------ Exercise material

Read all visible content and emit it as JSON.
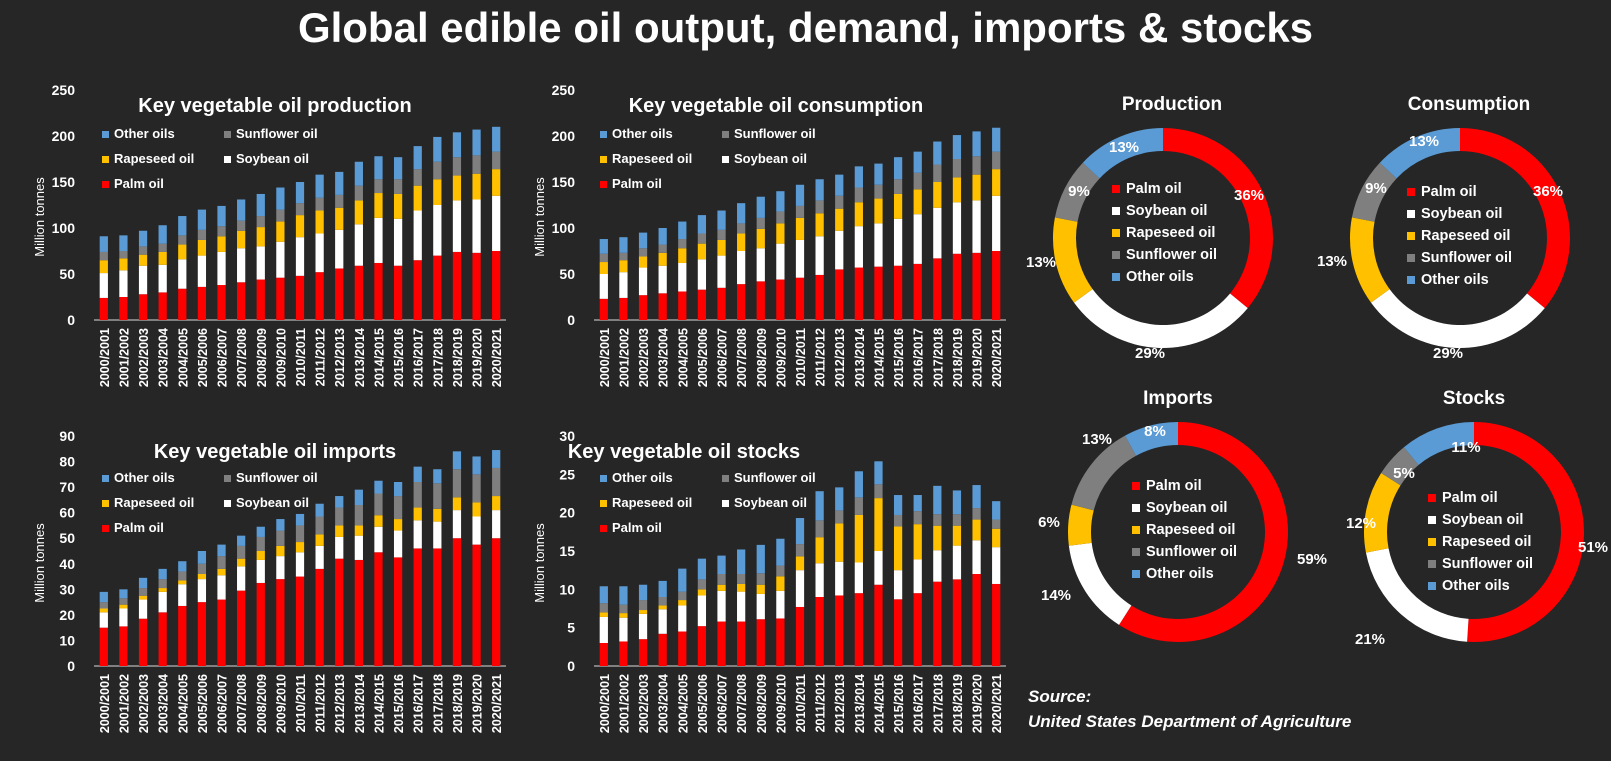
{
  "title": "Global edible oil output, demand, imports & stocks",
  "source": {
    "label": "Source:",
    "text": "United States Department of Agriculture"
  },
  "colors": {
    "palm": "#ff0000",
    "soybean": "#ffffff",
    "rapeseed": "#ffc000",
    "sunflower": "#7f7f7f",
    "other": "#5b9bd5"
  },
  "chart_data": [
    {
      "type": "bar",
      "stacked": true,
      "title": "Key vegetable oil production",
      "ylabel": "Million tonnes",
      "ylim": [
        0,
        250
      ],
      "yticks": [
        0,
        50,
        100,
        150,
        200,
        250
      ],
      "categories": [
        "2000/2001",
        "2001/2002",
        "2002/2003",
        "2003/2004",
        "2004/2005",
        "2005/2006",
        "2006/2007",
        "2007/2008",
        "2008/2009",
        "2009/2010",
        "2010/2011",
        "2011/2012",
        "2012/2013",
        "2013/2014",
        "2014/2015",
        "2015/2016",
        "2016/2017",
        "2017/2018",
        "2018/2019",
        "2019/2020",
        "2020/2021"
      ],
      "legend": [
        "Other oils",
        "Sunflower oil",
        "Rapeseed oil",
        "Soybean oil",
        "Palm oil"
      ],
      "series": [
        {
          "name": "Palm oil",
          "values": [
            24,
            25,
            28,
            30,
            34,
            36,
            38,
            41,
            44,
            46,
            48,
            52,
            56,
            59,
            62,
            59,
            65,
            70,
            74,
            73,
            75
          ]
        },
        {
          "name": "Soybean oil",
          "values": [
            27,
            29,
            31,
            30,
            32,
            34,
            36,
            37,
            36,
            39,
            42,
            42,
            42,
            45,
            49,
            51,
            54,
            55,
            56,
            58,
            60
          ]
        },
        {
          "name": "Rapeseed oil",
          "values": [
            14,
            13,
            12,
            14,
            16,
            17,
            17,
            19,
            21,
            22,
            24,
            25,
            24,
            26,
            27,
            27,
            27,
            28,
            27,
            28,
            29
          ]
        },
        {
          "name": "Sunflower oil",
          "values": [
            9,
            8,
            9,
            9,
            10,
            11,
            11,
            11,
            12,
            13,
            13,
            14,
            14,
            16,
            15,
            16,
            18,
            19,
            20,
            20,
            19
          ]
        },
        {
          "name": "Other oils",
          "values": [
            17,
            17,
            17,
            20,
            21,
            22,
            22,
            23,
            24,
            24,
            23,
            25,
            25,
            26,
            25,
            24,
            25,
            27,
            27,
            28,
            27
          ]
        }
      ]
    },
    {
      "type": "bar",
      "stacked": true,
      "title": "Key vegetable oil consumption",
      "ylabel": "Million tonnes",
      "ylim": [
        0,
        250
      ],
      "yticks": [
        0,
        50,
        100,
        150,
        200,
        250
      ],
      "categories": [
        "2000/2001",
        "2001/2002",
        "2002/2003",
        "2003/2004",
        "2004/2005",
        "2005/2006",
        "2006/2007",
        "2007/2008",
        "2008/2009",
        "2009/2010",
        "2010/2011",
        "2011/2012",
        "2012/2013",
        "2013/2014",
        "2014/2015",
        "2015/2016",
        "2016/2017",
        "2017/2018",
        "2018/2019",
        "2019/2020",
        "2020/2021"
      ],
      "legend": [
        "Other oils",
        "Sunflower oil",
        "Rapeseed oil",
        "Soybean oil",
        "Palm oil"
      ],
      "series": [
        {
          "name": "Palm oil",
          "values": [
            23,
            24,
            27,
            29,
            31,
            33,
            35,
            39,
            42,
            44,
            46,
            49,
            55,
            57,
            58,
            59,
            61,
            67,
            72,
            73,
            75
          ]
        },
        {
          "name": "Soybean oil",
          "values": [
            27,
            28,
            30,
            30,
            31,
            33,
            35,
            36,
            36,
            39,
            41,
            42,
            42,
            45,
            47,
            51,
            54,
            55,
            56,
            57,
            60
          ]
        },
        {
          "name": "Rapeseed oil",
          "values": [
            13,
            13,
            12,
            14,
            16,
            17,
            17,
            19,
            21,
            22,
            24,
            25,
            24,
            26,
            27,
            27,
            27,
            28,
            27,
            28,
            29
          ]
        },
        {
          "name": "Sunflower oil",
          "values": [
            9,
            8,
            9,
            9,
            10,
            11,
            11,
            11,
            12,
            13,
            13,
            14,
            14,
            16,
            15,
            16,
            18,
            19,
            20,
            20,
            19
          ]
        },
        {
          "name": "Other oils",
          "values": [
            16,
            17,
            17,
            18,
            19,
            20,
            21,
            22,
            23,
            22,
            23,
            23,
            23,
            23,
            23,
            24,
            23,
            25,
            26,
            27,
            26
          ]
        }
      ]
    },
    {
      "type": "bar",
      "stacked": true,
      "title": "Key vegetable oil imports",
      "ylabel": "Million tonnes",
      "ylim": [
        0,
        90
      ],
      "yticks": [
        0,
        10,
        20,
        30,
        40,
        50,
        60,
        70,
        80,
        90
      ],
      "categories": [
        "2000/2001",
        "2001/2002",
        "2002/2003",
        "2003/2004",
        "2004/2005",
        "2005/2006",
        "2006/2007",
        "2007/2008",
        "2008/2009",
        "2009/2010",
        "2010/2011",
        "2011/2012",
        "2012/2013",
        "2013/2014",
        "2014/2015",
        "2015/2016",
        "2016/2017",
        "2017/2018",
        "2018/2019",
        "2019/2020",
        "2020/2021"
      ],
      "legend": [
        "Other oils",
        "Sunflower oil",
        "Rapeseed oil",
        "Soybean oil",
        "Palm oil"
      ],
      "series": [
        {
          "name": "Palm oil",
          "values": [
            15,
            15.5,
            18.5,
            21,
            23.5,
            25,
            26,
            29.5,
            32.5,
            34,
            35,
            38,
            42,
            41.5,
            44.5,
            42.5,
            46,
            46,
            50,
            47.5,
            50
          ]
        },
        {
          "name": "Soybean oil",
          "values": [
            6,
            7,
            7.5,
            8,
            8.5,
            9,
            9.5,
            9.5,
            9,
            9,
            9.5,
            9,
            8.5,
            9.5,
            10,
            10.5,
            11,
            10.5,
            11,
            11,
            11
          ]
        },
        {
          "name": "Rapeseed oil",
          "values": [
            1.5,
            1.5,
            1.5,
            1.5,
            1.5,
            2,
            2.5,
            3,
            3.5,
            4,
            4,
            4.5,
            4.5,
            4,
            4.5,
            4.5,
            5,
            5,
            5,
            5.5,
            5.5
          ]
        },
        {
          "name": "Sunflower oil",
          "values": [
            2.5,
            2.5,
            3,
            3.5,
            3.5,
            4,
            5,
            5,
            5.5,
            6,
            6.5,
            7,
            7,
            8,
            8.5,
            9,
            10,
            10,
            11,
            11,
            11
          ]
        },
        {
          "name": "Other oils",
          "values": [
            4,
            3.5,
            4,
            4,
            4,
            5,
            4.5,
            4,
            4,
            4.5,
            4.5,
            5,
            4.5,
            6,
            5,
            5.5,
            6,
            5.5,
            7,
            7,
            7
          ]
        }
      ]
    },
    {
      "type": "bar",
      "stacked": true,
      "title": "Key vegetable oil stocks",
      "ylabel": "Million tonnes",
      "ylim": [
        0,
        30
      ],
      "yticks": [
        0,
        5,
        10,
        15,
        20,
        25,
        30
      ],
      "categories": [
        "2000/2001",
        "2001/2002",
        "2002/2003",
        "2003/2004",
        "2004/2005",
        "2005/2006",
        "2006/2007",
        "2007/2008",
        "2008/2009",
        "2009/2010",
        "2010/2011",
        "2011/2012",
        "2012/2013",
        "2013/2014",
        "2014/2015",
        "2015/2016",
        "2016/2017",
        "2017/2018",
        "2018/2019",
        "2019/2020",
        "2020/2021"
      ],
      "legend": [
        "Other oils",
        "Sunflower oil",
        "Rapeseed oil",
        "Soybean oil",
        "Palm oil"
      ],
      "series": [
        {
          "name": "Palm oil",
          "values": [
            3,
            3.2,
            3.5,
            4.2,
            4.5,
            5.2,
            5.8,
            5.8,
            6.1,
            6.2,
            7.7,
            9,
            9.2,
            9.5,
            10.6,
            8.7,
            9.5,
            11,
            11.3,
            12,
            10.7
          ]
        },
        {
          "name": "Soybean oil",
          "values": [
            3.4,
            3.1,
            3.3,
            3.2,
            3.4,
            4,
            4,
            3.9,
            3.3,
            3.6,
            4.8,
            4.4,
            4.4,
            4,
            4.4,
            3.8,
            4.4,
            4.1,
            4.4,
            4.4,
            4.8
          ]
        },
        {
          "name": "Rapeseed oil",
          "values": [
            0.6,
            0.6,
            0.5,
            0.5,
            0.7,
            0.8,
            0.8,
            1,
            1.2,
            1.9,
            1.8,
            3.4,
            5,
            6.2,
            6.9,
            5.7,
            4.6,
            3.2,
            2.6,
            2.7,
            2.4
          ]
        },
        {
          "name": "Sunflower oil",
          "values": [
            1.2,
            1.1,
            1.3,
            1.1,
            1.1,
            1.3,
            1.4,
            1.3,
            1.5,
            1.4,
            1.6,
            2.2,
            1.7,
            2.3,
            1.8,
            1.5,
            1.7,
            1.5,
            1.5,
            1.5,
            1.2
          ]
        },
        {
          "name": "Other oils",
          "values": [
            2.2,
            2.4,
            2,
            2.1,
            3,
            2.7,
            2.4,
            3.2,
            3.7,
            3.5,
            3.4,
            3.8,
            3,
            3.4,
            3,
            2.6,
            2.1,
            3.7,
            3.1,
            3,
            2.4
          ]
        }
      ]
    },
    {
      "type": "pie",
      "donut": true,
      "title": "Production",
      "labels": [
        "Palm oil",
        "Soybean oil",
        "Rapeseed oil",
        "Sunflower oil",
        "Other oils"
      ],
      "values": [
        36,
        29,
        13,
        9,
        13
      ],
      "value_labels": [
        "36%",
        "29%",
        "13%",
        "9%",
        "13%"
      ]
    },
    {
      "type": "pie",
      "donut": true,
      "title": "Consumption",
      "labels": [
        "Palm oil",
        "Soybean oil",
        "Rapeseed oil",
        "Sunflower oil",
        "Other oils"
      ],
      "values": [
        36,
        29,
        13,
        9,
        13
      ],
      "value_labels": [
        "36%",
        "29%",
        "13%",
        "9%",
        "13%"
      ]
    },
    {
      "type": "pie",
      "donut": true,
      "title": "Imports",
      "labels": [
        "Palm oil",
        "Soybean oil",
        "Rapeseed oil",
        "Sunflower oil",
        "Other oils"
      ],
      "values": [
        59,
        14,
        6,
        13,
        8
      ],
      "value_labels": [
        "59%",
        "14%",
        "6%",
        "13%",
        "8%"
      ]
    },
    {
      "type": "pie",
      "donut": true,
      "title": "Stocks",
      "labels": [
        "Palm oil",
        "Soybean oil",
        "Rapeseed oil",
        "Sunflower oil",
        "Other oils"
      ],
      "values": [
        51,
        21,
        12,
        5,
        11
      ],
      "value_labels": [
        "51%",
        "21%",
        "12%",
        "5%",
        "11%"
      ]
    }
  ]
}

------------

Task details
Go through the records and copy each line with "title" in it.

Exercise response
  "title": "Global edible oil output, demand, imports & stocks",
      "title": "Key vegetable oil production",
      "title": "Key vegetable oil consumption",
      "title": "Key vegetable oil imports",
      "title": "Key vegetable oil stocks",
      "title": "Production",
      "title": "Consumption",
      "title": "Imports",
      "title": "Stocks",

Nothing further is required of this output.